EXCERPTED TEXT:
+ + + +

Missing Number LeetCode

Key takeaways:
The missing number in an array of distinct numbers from the range can be found using the XOR operation, which cancels out all existing numbers, leaving only the missing one.
The algorithm runs in O(n) time and uses O(1) extra space, making it an optimal solution for this problem.
This problem has real-world relevance in areas like database index reconstruction and sequence alignment in bioinformatics, where data integrity is critical.

In the field of algorithmic challenges, the missing number problem on LeetCode is a great way to learn more about how to work with lists and find things within them. This kind of problem is especially important in situations where data integrity is important, such as database index reconstruction or sequence alignment in bioinformatics.

Solution

To find the missing number in an array containing $n$ distinct numbers taken from the range $[0, n]$ , we use an efficient algorithm that uses the properties of the XOR operation. The algorithm follows these key steps:

We start by initializing a variable, missing, to the length of the input array nums. This value represents $n$ , the upper bound of the range from which numbers are taken, and ensures that all numbers from $0$ to $n$ are included in the XOR operation.

+ + + +

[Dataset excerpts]

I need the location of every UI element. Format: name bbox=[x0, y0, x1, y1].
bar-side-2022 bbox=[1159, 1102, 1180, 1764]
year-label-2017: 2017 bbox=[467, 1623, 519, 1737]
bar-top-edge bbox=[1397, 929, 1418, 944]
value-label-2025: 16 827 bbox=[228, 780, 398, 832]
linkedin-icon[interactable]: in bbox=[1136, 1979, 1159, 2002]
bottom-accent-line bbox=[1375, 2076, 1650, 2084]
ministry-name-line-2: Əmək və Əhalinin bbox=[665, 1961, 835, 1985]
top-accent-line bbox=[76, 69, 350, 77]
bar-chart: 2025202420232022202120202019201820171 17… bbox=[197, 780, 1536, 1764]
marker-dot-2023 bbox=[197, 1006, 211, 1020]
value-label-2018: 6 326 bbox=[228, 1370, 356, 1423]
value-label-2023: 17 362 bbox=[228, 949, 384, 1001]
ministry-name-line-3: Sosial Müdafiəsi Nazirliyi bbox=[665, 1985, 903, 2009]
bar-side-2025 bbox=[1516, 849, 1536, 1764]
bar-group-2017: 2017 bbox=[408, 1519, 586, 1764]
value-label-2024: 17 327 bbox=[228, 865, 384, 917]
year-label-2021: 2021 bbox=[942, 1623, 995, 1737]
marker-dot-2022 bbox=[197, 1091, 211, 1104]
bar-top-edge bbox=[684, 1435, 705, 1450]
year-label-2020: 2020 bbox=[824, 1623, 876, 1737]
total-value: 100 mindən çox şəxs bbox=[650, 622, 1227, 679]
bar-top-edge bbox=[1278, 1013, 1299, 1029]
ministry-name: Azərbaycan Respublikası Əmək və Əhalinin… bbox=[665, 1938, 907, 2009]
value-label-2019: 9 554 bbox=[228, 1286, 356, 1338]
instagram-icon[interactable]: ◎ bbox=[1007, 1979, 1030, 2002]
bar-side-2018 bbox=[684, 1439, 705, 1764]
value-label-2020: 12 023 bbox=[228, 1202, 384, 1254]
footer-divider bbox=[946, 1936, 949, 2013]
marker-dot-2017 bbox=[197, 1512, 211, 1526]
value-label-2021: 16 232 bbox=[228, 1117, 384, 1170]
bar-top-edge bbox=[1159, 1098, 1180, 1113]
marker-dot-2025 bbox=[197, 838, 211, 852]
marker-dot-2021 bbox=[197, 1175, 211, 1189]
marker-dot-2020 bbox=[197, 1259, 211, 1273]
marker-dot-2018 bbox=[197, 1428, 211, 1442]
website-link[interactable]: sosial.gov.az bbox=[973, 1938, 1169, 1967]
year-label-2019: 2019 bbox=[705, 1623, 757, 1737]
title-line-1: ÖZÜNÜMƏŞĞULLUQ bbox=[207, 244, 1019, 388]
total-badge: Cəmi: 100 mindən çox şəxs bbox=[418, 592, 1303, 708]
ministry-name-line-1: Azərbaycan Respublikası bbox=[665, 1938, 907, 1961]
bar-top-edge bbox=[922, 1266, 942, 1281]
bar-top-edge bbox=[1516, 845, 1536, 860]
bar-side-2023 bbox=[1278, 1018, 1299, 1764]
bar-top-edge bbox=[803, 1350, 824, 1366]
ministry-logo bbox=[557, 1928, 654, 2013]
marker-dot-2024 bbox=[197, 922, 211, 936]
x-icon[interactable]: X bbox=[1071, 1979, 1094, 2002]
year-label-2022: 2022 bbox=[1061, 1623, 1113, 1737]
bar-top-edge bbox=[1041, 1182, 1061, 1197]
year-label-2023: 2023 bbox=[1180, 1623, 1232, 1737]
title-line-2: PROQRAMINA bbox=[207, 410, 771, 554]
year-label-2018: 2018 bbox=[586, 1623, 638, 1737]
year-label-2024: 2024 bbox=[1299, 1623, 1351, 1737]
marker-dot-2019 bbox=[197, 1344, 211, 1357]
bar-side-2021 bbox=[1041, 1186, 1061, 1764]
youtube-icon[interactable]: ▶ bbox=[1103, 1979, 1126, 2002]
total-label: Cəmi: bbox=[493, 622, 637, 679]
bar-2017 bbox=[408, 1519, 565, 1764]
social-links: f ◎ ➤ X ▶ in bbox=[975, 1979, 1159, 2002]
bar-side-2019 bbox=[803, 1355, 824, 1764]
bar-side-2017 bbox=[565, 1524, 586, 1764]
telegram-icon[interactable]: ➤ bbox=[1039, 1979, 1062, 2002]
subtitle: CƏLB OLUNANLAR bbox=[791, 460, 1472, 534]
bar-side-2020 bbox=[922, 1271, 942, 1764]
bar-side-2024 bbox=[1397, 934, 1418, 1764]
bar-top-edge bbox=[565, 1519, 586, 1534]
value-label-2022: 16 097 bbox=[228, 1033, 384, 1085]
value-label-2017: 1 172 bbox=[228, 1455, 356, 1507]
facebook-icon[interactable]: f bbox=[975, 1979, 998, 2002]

+ + + +

PROBLEM:
Pick up the article on the LeetCode missing number problem after its last sentence and carry on from there. The material has nothing to do with what you are asked to do here.

RESULT FOR THIS EXERCISE:
We iterate through nums, and in each iteration, we update the missing variable by applying the XOR operation with the index of the current element and its corresponding value. The result of this operation is saved in missing. The XOR operation is applied to each index and each element, ensuring that every number in the complete range $[0, n]$ is XORed exactly once.
After iterating through nums, we return missing, which holds the value of the missing number. This is because the XOR operation cancels out all numbers that appear twice (once as an index and once as an array element), leaving only the missing number.

This algorithm works efficiently due to the properties of the XOR operation: any number XORed with itself results in $0$ , and any number XORed with $0$ remains unchanged. By XORing all indexes and all elements, all present numbers cancel out, and the remaining value is the missing number.

Let’s look at the following illustration for a better understanding:

def find_missing_number(nums):
    # Initialize the missing number with the length of the array
    missing = len(nums)
    # Iterate over the array
    for i in range(len(nums)):
        # Update the missing number by XORing the current index, 
        # the current element and the missing variable
        missing ^= i ^ nums[i]
    return missing
def main():
  inputnumbers = [[4, 0, 3, 1], 
    [8, 3, 5, 2, 4, 6, 0, 1], 
    [1, 2, 3, 4, 6, 7, 8, 9, 10, 5], 
    [0], 
    [1, 2, 3, 0, 4, 5, 6, 7, 8, 9, 10, 11, 12, 13, 14, 15, 16, 17, 18, 19, 20, 21, 23]
  ]
  i = 1
  for x in inputnumbers:
    print(i, ".\tnums: ", x, sep = "")
    print("\n\tMissing number: ", find_missing_number(x), sep = "")
    print("-"*100, "\n", sep = "")
    i+=1
if __name__ == "__main__":
    main()

Missing number LeetCode

Now, let’s look at the time and space complexity of the solution.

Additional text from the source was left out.